-------- Dataset rows --------

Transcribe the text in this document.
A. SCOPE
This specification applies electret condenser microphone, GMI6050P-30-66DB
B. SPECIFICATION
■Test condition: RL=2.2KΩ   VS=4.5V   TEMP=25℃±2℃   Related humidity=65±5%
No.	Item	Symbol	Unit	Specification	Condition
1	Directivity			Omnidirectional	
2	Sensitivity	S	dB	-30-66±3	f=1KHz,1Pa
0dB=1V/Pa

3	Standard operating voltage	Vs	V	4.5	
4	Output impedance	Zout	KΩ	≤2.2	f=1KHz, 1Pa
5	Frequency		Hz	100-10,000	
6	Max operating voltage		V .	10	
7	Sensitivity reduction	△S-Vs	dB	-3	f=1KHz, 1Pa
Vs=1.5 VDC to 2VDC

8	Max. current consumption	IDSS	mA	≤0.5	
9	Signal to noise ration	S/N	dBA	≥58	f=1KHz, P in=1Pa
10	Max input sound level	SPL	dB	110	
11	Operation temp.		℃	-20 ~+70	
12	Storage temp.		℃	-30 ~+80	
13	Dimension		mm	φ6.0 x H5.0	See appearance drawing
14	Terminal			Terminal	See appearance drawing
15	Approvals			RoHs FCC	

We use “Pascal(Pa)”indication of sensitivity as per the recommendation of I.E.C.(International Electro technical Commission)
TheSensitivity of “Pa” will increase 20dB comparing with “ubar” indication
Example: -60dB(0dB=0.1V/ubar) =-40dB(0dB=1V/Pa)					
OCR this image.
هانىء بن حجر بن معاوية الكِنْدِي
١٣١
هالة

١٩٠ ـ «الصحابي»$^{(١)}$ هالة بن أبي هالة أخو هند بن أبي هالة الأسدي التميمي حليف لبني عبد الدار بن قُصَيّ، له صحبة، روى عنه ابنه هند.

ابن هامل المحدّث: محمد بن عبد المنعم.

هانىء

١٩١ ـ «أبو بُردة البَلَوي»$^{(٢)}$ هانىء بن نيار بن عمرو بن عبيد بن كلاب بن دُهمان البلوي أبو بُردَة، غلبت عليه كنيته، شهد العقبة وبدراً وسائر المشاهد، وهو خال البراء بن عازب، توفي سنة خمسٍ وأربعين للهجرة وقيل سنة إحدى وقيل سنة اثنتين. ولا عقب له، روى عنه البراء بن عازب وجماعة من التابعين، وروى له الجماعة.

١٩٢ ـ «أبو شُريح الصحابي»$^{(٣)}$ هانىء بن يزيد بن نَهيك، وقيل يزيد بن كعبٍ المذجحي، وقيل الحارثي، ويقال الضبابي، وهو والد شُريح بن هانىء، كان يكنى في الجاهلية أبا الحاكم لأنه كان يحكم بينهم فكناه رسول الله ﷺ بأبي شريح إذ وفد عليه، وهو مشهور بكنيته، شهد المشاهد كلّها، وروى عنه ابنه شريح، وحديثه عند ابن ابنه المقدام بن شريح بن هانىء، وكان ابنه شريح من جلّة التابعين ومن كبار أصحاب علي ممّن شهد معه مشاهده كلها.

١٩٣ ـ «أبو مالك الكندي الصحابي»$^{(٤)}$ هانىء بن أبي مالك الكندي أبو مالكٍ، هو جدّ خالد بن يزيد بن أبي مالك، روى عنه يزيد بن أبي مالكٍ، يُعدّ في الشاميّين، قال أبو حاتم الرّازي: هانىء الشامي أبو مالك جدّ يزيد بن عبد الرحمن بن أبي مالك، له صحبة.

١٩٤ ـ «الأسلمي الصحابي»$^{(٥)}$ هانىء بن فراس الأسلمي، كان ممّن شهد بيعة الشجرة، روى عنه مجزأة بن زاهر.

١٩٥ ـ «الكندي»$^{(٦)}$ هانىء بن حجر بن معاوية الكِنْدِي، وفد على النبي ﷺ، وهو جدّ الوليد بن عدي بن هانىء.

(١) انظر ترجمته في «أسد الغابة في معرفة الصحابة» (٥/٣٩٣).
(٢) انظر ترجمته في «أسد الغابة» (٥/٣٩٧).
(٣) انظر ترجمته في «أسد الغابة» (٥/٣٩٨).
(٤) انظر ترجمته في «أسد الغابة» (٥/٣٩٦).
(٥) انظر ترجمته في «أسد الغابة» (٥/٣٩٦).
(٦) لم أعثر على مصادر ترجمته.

--------

§ **Written task**
Repeat the records exactly, including every line.

§ **Response to this task**
Transcribe the text in this document.
A. SCOPE
This specification applies electret condenser microphone, GMI6050P-30-66DB
B. SPECIFICATION
■Test condition: RL=2.2KΩ   VS=4.5V   TEMP=25℃±2℃   Related humidity=65±5%
No.	Item	Symbol	Unit	Specification	Condition
1	Directivity			Omnidirectional	
2	Sensitivity	S	dB	-30-66±3	f=1KHz,1Pa
0dB=1V/Pa

3	Standard operating voltage	Vs	V	4.5	
4	Output impedance	Zout	KΩ	≤2.2	f=1KHz, 1Pa
5	Frequency		Hz	100-10,000	
6	Max operating voltage		V .	10	
7	Sensitivity reduction	△S-Vs	dB	-3	f=1KHz, 1Pa
Vs=1.5 VDC to 2VDC

8	Max. current consumption	IDSS	mA	≤0.5	
9	Signal to noise ration	S/N	dBA	≥58	f=1KHz, P in=1Pa
10	Max input sound level	SPL	dB	110	
11	Operation temp.		℃	-20 ~+70	
12	Storage temp.		℃	-30 ~+80	
13	Dimension		mm	φ6.0 x H5.0	See appearance drawing
14	Terminal			Terminal	See appearance drawing
15	Approvals			RoHs FCC	

We use “Pascal(Pa)”indication of sensitivity as per the recommendation of I.E.C.(International Electro technical Commission)
TheSensitivity of “Pa” will increase 20dB comparing with “ubar” indication
Example: -60dB(0dB=0.1V/ubar) =-40dB(0dB=1V/Pa)					
OCR this image.
هانىء بن حجر بن معاوية الكِنْدِي
١٣١
هالة

١٩٠ ـ «الصحابي»$^{(١)}$ هالة بن أبي هالة أخو هند بن أبي هالة الأسدي التميمي حليف لبني عبد الدار بن قُصَيّ، له صحبة، روى عنه ابنه هند.

ابن هامل المحدّث: محمد بن عبد المنعم.

هانىء

١٩١ ـ «أبو بُردة البَلَوي»$^{(٢)}$ هانىء بن نيار بن عمرو بن عبيد بن كلاب بن دُهمان البلوي أبو بُردَة، غلبت عليه كنيته، شهد العقبة وبدراً وسائر المشاهد، وهو خال البراء بن عازب، توفي سنة خمسٍ وأربعين للهجرة وقيل سنة إحدى وقيل سنة اثنتين. ولا عقب له، روى عنه البراء بن عازب وجماعة من التابعين، وروى له الجماعة.

١٩٢ ـ «أبو شُريح الصحابي»$^{(٣)}$ هانىء بن يزيد بن نَهيك، وقيل يزيد بن كعبٍ المذجحي، وقيل الحارثي، ويقال الضبابي، وهو والد شُريح بن هانىء، كان يكنى في الجاهلية أبا الحاكم لأنه كان يحكم بينهم فكناه رسول الله ﷺ بأبي شريح إذ وفد عليه، وهو مشهور بكنيته، شهد المشاهد كلّها، وروى عنه ابنه شريح، وحديثه عند ابن ابنه المقدام بن شريح بن هانىء، وكان ابنه شريح من جلّة التابعين ومن كبار أصحاب علي ممّن شهد معه مشاهده كلها.

١٩٣ ـ «أبو مالك الكندي الصحابي»$^{(٤)}$ هانىء بن أبي مالك الكندي أبو مالكٍ، هو جدّ خالد بن يزيد بن أبي مالك، روى عنه يزيد بن أبي مالكٍ، يُعدّ في الشاميّين، قال أبو حاتم الرّازي: هانىء الشامي أبو مالك جدّ يزيد بن عبد الرحمن بن أبي مالك، له صحبة.

١٩٤ ـ «الأسلمي الصحابي»$^{(٥)}$ هانىء بن فراس الأسلمي، كان ممّن شهد بيعة الشجرة، روى عنه مجزأة بن زاهر.

١٩٥ ـ «الكندي»$^{(٦)}$ هانىء بن حجر بن معاوية الكِنْدِي، وفد على النبي ﷺ، وهو جدّ الوليد بن عدي بن هانىء.

(١) انظر ترجمته في «أسد الغابة في معرفة الصحابة» (٥/٣٩٣).
(٢) انظر ترجمته في «أسد الغابة» (٥/٣٩٧).
(٣) انظر ترجمته في «أسد الغابة» (٥/٣٩٨).
(٤) انظر ترجمته في «أسد الغابة» (٥/٣٩٦).
(٥) انظر ترجمته في «أسد الغابة» (٥/٣٩٦).
(٦) لم أعثر على مصادر ترجمته.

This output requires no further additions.